▶ _Your goal_: Go through the records line by line and work out how many lines hold the word "Variables". Answer with the number only.

(Dataset items)
BEGIN
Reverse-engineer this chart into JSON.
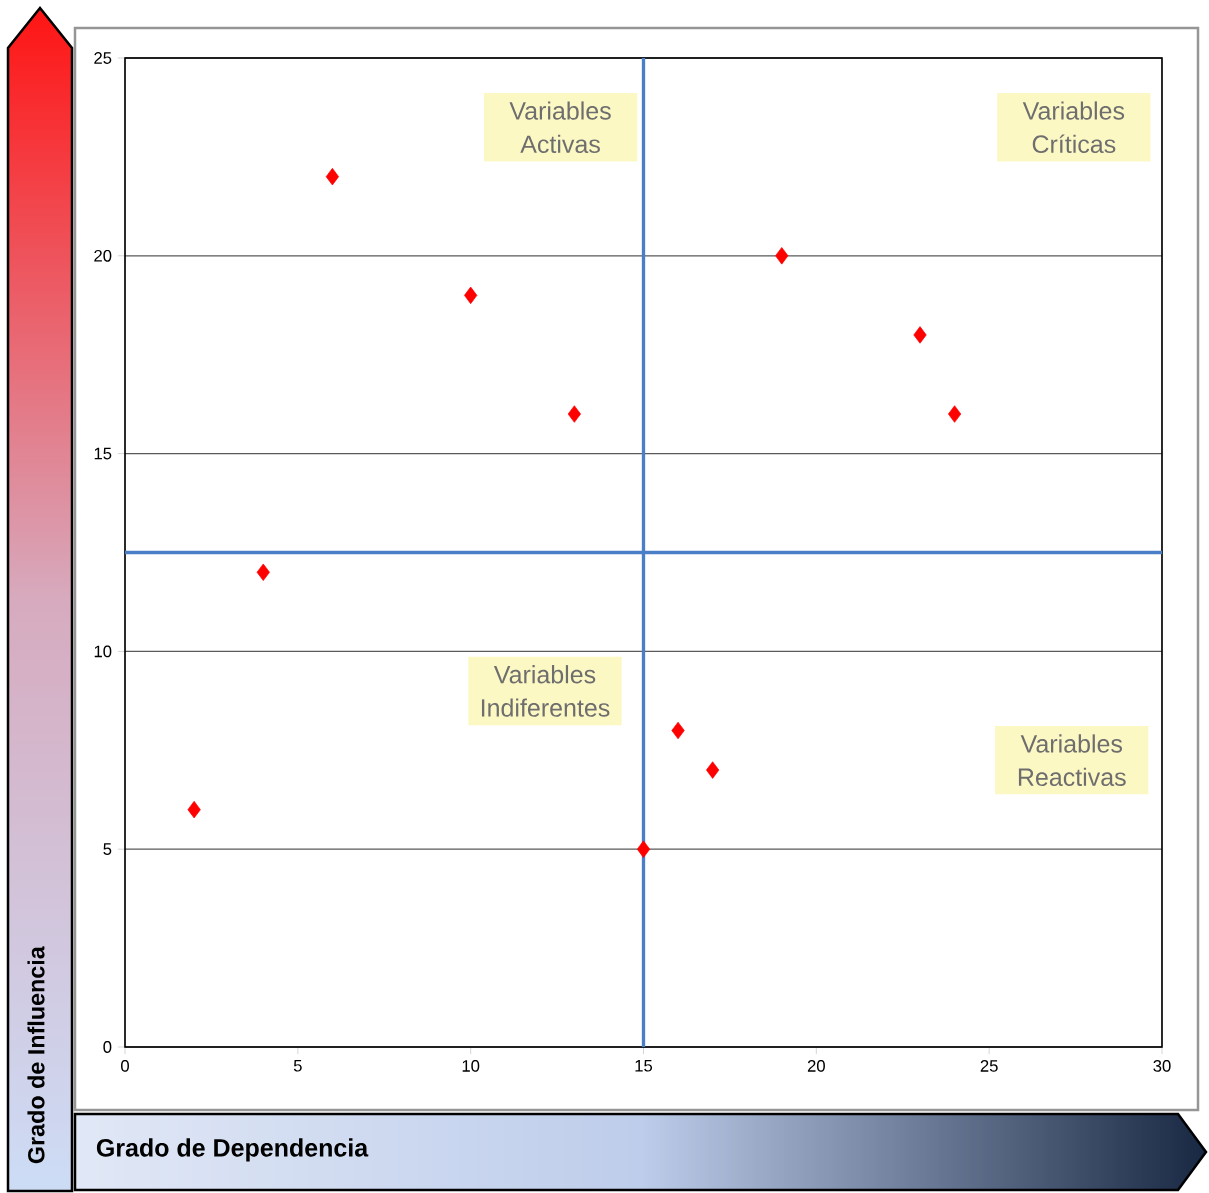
{
  "chart_data": {
    "type": "scatter",
    "xlabel": "Grado de Dependencia",
    "ylabel": "Grado de Influencia",
    "x": [
      2,
      4,
      6,
      10,
      13,
      15,
      16,
      17,
      19,
      23,
      24
    ],
    "values": [
      6,
      12,
      22,
      19,
      16,
      5,
      8,
      7,
      20,
      18,
      16
    ],
    "color": "#ff0000",
    "marker": "diamond",
    "xlim": [
      0,
      30
    ],
    "ylim": [
      0,
      25
    ],
    "xticks": [
      0,
      5,
      10,
      15,
      20,
      25,
      30
    ],
    "yticks": [
      0,
      5,
      10,
      15,
      20,
      25
    ],
    "grid": "y",
    "ref_lines": [
      {
        "axis": "x",
        "value": 15,
        "color": "#4a7fc7"
      },
      {
        "axis": "y",
        "value": 12.5,
        "color": "#4a7fc7"
      }
    ],
    "annotations": [
      "Variables Activas",
      "Variables Críticas",
      "Variables Indiferentes",
      "Variables Reactivas"
    ]
  }
}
END
▶ _Response below_: 4